*SHORT PROBLEM:*
Repeat the entries below with "Somewhat agree" changed to "Partly agree", keeping everything else as it is.

*DATA SECTION:*

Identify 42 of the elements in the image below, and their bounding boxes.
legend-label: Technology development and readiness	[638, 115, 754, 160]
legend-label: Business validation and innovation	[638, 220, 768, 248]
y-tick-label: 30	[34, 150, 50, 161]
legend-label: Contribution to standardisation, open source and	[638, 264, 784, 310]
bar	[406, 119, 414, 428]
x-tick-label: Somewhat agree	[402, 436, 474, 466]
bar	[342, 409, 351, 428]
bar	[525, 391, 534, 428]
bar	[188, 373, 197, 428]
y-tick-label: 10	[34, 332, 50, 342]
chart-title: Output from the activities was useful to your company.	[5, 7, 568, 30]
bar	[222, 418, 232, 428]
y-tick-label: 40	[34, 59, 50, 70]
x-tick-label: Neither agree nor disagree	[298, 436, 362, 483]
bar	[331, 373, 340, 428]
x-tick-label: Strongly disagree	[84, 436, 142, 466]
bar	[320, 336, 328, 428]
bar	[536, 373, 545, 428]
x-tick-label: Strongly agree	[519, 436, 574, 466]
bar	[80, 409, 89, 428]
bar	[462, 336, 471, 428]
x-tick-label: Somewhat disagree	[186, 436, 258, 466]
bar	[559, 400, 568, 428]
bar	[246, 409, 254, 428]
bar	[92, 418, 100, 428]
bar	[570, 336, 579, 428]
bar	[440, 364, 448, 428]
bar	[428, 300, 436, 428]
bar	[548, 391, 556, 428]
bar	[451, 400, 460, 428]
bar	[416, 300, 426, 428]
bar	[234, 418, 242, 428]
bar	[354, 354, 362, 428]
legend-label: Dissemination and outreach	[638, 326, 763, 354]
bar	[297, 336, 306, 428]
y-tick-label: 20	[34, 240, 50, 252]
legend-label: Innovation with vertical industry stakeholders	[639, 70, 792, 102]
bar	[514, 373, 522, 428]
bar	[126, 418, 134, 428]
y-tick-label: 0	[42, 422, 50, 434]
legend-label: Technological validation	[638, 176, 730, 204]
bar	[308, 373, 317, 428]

*EXPECTED ANSWER:*
Identify 42 of the elements in the image below, and their bounding boxes.
legend-label: Technology development and readiness	[638, 115, 754, 160]
legend-label: Business validation and innovation	[638, 220, 768, 248]
y-tick-label: 30	[34, 150, 50, 161]
legend-label: Contribution to standardisation, open source and	[638, 264, 784, 310]
bar	[406, 119, 414, 428]
x-tick-label: Partly agree	[402, 436, 474, 466]
bar	[342, 409, 351, 428]
bar	[525, 391, 534, 428]
bar	[188, 373, 197, 428]
y-tick-label: 10	[34, 332, 50, 342]
chart-title: Output from the activities was useful to your company.	[5, 7, 568, 30]
bar	[222, 418, 232, 428]
y-tick-label: 40	[34, 59, 50, 70]
x-tick-label: Neither agree nor disagree	[298, 436, 362, 483]
bar	[331, 373, 340, 428]
x-tick-label: Strongly disagree	[84, 436, 142, 466]
bar	[320, 336, 328, 428]
bar	[536, 373, 545, 428]
x-tick-label: Strongly agree	[519, 436, 574, 466]
bar	[80, 409, 89, 428]
bar	[462, 336, 471, 428]
x-tick-label: Somewhat disagree	[186, 436, 258, 466]
bar	[559, 400, 568, 428]
bar	[246, 409, 254, 428]
bar	[92, 418, 100, 428]
bar	[570, 336, 579, 428]
bar	[440, 364, 448, 428]
bar	[428, 300, 436, 428]
bar	[548, 391, 556, 428]
bar	[451, 400, 460, 428]
bar	[416, 300, 426, 428]
bar	[234, 418, 242, 428]
bar	[354, 354, 362, 428]
legend-label: Dissemination and outreach	[638, 326, 763, 354]
bar	[297, 336, 306, 428]
y-tick-label: 20	[34, 240, 50, 252]
legend-label: Innovation with vertical industry stakeholders	[639, 70, 792, 102]
bar	[514, 373, 522, 428]
bar	[126, 418, 134, 428]
y-tick-label: 0	[42, 422, 50, 434]
legend-label: Technological validation	[638, 176, 730, 204]
bar	[308, 373, 317, 428]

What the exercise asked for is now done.